(Stored data)
┌──

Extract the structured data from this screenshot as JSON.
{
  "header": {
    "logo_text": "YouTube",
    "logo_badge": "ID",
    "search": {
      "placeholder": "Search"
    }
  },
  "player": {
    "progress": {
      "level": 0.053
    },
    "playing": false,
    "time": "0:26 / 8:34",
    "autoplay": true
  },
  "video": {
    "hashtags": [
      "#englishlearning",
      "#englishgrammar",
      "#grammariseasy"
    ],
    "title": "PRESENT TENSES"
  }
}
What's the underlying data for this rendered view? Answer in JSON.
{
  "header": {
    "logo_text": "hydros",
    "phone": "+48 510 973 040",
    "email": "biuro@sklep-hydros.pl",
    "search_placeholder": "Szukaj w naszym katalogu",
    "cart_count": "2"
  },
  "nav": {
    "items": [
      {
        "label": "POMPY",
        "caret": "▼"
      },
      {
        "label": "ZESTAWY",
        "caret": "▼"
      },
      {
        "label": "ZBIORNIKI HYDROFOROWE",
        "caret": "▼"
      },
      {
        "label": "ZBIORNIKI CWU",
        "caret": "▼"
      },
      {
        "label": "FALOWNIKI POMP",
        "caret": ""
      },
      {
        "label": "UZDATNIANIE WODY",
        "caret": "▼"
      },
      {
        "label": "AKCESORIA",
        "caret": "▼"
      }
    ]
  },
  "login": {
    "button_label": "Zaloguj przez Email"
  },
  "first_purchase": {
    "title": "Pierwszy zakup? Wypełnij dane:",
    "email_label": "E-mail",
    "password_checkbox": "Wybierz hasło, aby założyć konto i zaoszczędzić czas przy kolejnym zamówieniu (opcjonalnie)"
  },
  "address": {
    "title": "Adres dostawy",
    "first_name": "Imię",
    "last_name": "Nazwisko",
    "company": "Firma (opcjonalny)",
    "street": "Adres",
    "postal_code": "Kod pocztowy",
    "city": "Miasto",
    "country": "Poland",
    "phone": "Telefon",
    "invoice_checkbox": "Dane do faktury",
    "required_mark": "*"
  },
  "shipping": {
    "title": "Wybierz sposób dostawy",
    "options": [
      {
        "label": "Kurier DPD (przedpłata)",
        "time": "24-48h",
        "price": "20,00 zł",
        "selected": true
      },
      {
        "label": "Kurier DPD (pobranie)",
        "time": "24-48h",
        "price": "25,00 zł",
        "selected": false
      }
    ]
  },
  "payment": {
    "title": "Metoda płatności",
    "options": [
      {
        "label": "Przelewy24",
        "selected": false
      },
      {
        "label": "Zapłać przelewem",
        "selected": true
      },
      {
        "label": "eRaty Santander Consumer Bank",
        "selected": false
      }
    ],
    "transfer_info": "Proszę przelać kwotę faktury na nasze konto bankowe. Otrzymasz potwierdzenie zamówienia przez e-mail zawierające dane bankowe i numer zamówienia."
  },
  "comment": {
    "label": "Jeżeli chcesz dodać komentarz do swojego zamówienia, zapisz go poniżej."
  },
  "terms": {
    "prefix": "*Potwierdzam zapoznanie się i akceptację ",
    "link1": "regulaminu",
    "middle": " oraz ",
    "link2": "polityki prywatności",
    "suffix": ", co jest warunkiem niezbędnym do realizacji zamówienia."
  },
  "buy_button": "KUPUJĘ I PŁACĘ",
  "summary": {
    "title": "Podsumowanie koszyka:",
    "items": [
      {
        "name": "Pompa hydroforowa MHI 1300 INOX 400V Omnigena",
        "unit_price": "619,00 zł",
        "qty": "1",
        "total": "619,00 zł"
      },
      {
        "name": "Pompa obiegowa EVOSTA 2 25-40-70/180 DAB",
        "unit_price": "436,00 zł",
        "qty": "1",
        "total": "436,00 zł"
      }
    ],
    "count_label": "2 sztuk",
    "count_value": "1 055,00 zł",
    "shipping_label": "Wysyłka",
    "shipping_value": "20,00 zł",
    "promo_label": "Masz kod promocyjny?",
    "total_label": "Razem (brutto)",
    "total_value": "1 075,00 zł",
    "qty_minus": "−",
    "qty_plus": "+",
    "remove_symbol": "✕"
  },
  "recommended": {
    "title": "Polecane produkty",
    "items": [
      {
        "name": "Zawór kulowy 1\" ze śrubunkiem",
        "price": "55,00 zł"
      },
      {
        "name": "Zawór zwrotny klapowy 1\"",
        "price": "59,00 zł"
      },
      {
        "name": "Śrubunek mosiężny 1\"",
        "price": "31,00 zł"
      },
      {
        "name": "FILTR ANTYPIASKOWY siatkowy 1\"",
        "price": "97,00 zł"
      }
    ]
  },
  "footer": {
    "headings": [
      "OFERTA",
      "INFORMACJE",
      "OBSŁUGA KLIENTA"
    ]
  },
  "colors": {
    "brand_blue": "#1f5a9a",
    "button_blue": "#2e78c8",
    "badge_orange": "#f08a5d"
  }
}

└──

:: Directive ::
Give back the whole listing, word for word.

:: Task result ::
Extract the structured data from this screenshot as JSON.
{
  "header": {
    "logo_text": "YouTube",
    "logo_badge": "ID",
    "search": {
      "placeholder": "Search"
    }
  },
  "player": {
    "progress": {
      "level": 0.053
    },
    "playing": false,
    "time": "0:26 / 8:34",
    "autoplay": true
  },
  "video": {
    "hashtags": [
      "#englishlearning",
      "#englishgrammar",
      "#grammariseasy"
    ],
    "title": "PRESENT TENSES"
  }
}
What's the underlying data for this rendered view? Answer in JSON.
{
  "header": {
    "logo_text": "hydros",
    "phone": "+48 510 973 040",
    "email": "biuro@sklep-hydros.pl",
    "search_placeholder": "Szukaj w naszym katalogu",
    "cart_count": "2"
  },
  "nav": {
    "items": [
      {
        "label": "POMPY",
        "caret": "▼"
      },
      {
        "label": "ZESTAWY",
        "caret": "▼"
      },
      {
        "label": "ZBIORNIKI HYDROFOROWE",
        "caret": "▼"
      },
      {
        "label": "ZBIORNIKI CWU",
        "caret": "▼"
      },
      {
        "label": "FALOWNIKI POMP",
        "caret": ""
      },
      {
        "label": "UZDATNIANIE WODY",
        "caret": "▼"
      },
      {
        "label": "AKCESORIA",
        "caret": "▼"
      }
    ]
  },
  "login": {
    "button_label": "Zaloguj przez Email"
  },
  "first_purchase": {
    "title": "Pierwszy zakup? Wypełnij dane:",
    "email_label": "E-mail",
    "password_checkbox": "Wybierz hasło, aby założyć konto i zaoszczędzić czas przy kolejnym zamówieniu (opcjonalnie)"
  },
  "address": {
    "title": "Adres dostawy",
    "first_name": "Imię",
    "last_name": "Nazwisko",
    "company": "Firma (opcjonalny)",
    "street": "Adres",
    "postal_code": "Kod pocztowy",
    "city": "Miasto",
    "country": "Poland",
    "phone": "Telefon",
    "invoice_checkbox": "Dane do faktury",
    "required_mark": "*"
  },
  "shipping": {
    "title": "Wybierz sposób dostawy",
    "options": [
      {
        "label": "Kurier DPD (przedpłata)",
        "time": "24-48h",
        "price": "20,00 zł",
        "selected": true
      },
      {
        "label": "Kurier DPD (pobranie)",
        "time": "24-48h",
        "price": "25,00 zł",
        "selected": false
      }
    ]
  },
  "payment": {
    "title": "Metoda płatności",
    "options": [
      {
        "label": "Przelewy24",
        "selected": false
      },
      {
        "label": "Zapłać przelewem",
        "selected": true
      },
      {
        "label": "eRaty Santander Consumer Bank",
        "selected": false
      }
    ],
    "transfer_info": "Proszę przelać kwotę faktury na nasze konto bankowe. Otrzymasz potwierdzenie zamówienia przez e-mail zawierające dane bankowe i numer zamówienia."
  },
  "comment": {
    "label": "Jeżeli chcesz dodać komentarz do swojego zamówienia, zapisz go poniżej."
  },
  "terms": {
    "prefix": "*Potwierdzam zapoznanie się i akceptację ",
    "link1": "regulaminu",
    "middle": " oraz ",
    "link2": "polityki prywatności",
    "suffix": ", co jest warunkiem niezbędnym do realizacji zamówienia."
  },
  "buy_button": "KUPUJĘ I PŁACĘ",
  "summary": {
    "title": "Podsumowanie koszyka:",
    "items": [
      {
        "name": "Pompa hydroforowa MHI 1300 INOX 400V Omnigena",
        "unit_price": "619,00 zł",
        "qty": "1",
        "total": "619,00 zł"
      },
      {
        "name": "Pompa obiegowa EVOSTA 2 25-40-70/180 DAB",
        "unit_price": "436,00 zł",
        "qty": "1",
        "total": "436,00 zł"
      }
    ],
    "count_label": "2 sztuk",
    "count_value": "1 055,00 zł",
    "shipping_label": "Wysyłka",
    "shipping_value": "20,00 zł",
    "promo_label": "Masz kod promocyjny?",
    "total_label": "Razem (brutto)",
    "total_value": "1 075,00 zł",
    "qty_minus": "−",
    "qty_plus": "+",
    "remove_symbol": "✕"
  },
  "recommended": {
    "title": "Polecane produkty",
    "items": [
      {
        "name": "Zawór kulowy 1\" ze śrubunkiem",
        "price": "55,00 zł"
      },
      {
        "name": "Zawór zwrotny klapowy 1\"",
        "price": "59,00 zł"
      },
      {
        "name": "Śrubunek mosiężny 1\"",
        "price": "31,00 zł"
      },
      {
        "name": "FILTR ANTYPIASKOWY siatkowy 1\"",
        "price": "97,00 zł"
      }
    ]
  },
  "footer": {
    "headings": [
      "OFERTA",
      "INFORMACJE",
      "OBSŁUGA KLIENTA"
    ]
  },
  "colors": {
    "brand_blue": "#1f5a9a",
    "button_blue": "#2e78c8",
    "badge_orange": "#f08a5d"
  }
}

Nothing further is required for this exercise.